* [Problem details]:
Every entry here needs to be repeated exactly.

* [Raw data]:
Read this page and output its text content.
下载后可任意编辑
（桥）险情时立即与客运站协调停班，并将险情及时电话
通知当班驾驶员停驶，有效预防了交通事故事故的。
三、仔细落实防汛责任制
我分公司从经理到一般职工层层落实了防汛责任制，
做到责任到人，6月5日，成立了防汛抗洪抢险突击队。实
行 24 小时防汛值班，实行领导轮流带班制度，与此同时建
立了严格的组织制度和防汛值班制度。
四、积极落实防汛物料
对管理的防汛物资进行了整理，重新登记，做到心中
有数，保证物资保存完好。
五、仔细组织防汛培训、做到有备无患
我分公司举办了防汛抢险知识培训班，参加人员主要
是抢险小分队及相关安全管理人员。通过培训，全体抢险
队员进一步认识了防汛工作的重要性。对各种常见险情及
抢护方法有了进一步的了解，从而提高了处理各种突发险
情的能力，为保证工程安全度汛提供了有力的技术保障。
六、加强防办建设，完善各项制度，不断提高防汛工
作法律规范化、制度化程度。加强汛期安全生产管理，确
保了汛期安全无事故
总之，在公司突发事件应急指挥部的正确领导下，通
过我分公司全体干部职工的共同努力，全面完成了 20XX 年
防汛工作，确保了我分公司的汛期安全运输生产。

* [Response to this exercise]:
Read this page and output its text content.
下载后可任意编辑
（桥）险情时立即与客运站协调停班，并将险情及时电话
通知当班驾驶员停驶，有效预防了交通事故事故的。
三、仔细落实防汛责任制
我分公司从经理到一般职工层层落实了防汛责任制，
做到责任到人，6月5日，成立了防汛抗洪抢险突击队。实
行 24 小时防汛值班，实行领导轮流带班制度，与此同时建
立了严格的组织制度和防汛值班制度。
四、积极落实防汛物料
对管理的防汛物资进行了整理，重新登记，做到心中
有数，保证物资保存完好。
五、仔细组织防汛培训、做到有备无患
我分公司举办了防汛抢险知识培训班，参加人员主要
是抢险小分队及相关安全管理人员。通过培训，全体抢险
队员进一步认识了防汛工作的重要性。对各种常见险情及
抢护方法有了进一步的了解，从而提高了处理各种突发险
情的能力，为保证工程安全度汛提供了有力的技术保障。
六、加强防办建设，完善各项制度，不断提高防汛工
作法律规范化、制度化程度。加强汛期安全生产管理，确
保了汛期安全无事故
总之，在公司突发事件应急指挥部的正确领导下，通
过我分公司全体干部职工的共同努力，全面完成了 20XX 年
防汛工作，确保了我分公司的汛期安全运输生产。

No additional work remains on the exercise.